▸ EXERCISE BRIEF
Retype every entry in its entirety, without alteration.

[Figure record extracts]
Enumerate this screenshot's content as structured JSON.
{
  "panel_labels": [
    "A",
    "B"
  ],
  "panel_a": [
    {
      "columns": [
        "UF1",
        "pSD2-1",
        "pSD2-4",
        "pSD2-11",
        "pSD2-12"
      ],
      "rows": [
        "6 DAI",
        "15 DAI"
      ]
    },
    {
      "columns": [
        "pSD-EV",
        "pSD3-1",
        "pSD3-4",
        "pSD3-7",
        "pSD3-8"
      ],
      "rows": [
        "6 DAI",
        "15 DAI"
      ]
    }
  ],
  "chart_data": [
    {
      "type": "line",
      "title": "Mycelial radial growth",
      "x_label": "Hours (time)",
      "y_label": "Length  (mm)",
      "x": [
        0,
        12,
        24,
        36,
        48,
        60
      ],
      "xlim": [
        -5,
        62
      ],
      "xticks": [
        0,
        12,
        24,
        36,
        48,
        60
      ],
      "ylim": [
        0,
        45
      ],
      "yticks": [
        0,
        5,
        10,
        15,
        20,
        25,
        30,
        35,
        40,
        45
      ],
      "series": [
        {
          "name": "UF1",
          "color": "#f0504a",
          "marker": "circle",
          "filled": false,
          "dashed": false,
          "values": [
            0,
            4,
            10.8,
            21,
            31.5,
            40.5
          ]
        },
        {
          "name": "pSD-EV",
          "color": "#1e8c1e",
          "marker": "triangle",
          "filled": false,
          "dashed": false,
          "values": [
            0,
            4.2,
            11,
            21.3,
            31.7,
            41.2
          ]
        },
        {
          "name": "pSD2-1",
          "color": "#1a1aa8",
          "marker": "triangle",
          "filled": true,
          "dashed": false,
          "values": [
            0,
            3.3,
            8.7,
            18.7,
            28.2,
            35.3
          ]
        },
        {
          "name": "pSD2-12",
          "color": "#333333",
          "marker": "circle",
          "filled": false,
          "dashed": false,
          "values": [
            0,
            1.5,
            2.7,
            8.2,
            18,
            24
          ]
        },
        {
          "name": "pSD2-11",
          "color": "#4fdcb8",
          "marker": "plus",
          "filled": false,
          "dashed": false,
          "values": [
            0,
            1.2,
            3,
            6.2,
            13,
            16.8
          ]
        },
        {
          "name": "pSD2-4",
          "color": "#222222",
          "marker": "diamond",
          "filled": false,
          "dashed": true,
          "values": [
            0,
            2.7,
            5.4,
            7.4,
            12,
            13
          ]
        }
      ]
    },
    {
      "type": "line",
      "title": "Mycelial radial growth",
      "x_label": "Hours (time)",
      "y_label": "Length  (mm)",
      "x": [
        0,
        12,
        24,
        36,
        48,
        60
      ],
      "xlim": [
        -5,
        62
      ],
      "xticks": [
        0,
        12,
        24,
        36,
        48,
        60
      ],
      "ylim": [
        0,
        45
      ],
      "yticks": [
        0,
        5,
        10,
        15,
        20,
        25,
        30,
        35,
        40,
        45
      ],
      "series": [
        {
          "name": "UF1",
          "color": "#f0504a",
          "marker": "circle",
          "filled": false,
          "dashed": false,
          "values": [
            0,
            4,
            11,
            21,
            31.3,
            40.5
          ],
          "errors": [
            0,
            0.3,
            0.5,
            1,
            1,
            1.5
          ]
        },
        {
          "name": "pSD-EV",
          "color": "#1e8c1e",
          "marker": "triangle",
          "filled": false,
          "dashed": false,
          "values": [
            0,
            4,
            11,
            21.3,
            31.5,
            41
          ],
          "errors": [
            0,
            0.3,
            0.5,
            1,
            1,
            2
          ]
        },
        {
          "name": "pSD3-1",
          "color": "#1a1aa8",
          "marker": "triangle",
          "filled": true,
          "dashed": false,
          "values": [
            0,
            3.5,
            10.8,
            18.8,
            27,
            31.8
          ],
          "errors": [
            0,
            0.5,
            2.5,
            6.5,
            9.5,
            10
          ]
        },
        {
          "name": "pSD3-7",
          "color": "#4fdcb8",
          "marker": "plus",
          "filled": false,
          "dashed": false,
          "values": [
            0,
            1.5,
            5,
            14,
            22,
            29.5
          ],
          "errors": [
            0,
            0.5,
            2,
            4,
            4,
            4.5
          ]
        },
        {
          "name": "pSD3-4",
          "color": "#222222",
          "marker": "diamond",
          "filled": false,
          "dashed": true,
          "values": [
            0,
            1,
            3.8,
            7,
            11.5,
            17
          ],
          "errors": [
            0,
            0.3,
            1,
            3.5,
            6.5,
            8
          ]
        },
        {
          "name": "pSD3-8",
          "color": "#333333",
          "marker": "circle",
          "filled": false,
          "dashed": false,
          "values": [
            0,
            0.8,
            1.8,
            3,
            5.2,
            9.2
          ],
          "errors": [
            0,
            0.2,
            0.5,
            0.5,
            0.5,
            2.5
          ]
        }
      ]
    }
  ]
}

▸ FULL OUTPUT
Enumerate this screenshot's content as structured JSON.
{
  "panel_labels": [
    "A",
    "B"
  ],
  "panel_a": [
    {
      "columns": [
        "UF1",
        "pSD2-1",
        "pSD2-4",
        "pSD2-11",
        "pSD2-12"
      ],
      "rows": [
        "6 DAI",
        "15 DAI"
      ]
    },
    {
      "columns": [
        "pSD-EV",
        "pSD3-1",
        "pSD3-4",
        "pSD3-7",
        "pSD3-8"
      ],
      "rows": [
        "6 DAI",
        "15 DAI"
      ]
    }
  ],
  "chart_data": [
    {
      "type": "line",
      "title": "Mycelial radial growth",
      "x_label": "Hours (time)",
      "y_label": "Length  (mm)",
      "x": [
        0,
        12,
        24,
        36,
        48,
        60
      ],
      "xlim": [
        -5,
        62
      ],
      "xticks": [
        0,
        12,
        24,
        36,
        48,
        60
      ],
      "ylim": [
        0,
        45
      ],
      "yticks": [
        0,
        5,
        10,
        15,
        20,
        25,
        30,
        35,
        40,
        45
      ],
      "series": [
        {
          "name": "UF1",
          "color": "#f0504a",
          "marker": "circle",
          "filled": false,
          "dashed": false,
          "values": [
            0,
            4,
            10.8,
            21,
            31.5,
            40.5
          ]
        },
        {
          "name": "pSD-EV",
          "color": "#1e8c1e",
          "marker": "triangle",
          "filled": false,
          "dashed": false,
          "values": [
            0,
            4.2,
            11,
            21.3,
            31.7,
            41.2
          ]
        },
        {
          "name": "pSD2-1",
          "color": "#1a1aa8",
          "marker": "triangle",
          "filled": true,
          "dashed": false,
          "values": [
            0,
            3.3,
            8.7,
            18.7,
            28.2,
            35.3
          ]
        },
        {
          "name": "pSD2-12",
          "color": "#333333",
          "marker": "circle",
          "filled": false,
          "dashed": false,
          "values": [
            0,
            1.5,
            2.7,
            8.2,
            18,
            24
          ]
        },
        {
          "name": "pSD2-11",
          "color": "#4fdcb8",
          "marker": "plus",
          "filled": false,
          "dashed": false,
          "values": [
            0,
            1.2,
            3,
            6.2,
            13,
            16.8
          ]
        },
        {
          "name": "pSD2-4",
          "color": "#222222",
          "marker": "diamond",
          "filled": false,
          "dashed": true,
          "values": [
            0,
            2.7,
            5.4,
            7.4,
            12,
            13
          ]
        }
      ]
    },
    {
      "type": "line",
      "title": "Mycelial radial growth",
      "x_label": "Hours (time)",
      "y_label": "Length  (mm)",
      "x": [
        0,
        12,
        24,
        36,
        48,
        60
      ],
      "xlim": [
        -5,
        62
      ],
      "xticks": [
        0,
        12,
        24,
        36,
        48,
        60
      ],
      "ylim": [
        0,
        45
      ],
      "yticks": [
        0,
        5,
        10,
        15,
        20,
        25,
        30,
        35,
        40,
        45
      ],
      "series": [
        {
          "name": "UF1",
          "color": "#f0504a",
          "marker": "circle",
          "filled": false,
          "dashed": false,
          "values": [
            0,
            4,
            11,
            21,
            31.3,
            40.5
          ],
          "errors": [
            0,
            0.3,
            0.5,
            1,
            1,
            1.5
          ]
        },
        {
          "name": "pSD-EV",
          "color": "#1e8c1e",
          "marker": "triangle",
          "filled": false,
          "dashed": false,
          "values": [
            0,
            4,
            11,
            21.3,
            31.5,
            41
          ],
          "errors": [
            0,
            0.3,
            0.5,
            1,
            1,
            2
          ]
        },
        {
          "name": "pSD3-1",
          "color": "#1a1aa8",
          "marker": "triangle",
          "filled": true,
          "dashed": false,
          "values": [
            0,
            3.5,
            10.8,
            18.8,
            27,
            31.8
          ],
          "errors": [
            0,
            0.5,
            2.5,
            6.5,
            9.5,
            10
          ]
        },
        {
          "name": "pSD3-7",
          "color": "#4fdcb8",
          "marker": "plus",
          "filled": false,
          "dashed": false,
          "values": [
            0,
            1.5,
            5,
            14,
            22,
            29.5
          ],
          "errors": [
            0,
            0.5,
            2,
            4,
            4,
            4.5
          ]
        },
        {
          "name": "pSD3-4",
          "color": "#222222",
          "marker": "diamond",
          "filled": false,
          "dashed": true,
          "values": [
            0,
            1,
            3.8,
            7,
            11.5,
            17
          ],
          "errors": [
            0,
            0.3,
            1,
            3.5,
            6.5,
            8
          ]
        },
        {
          "name": "pSD3-8",
          "color": "#333333",
          "marker": "circle",
          "filled": false,
          "dashed": false,
          "values": [
            0,
            0.8,
            1.8,
            3,
            5.2,
            9.2
          ],
          "errors": [
            0,
            0.2,
            0.5,
            0.5,
            0.5,
            2.5
          ]
        }
      ]
    }
  ]
}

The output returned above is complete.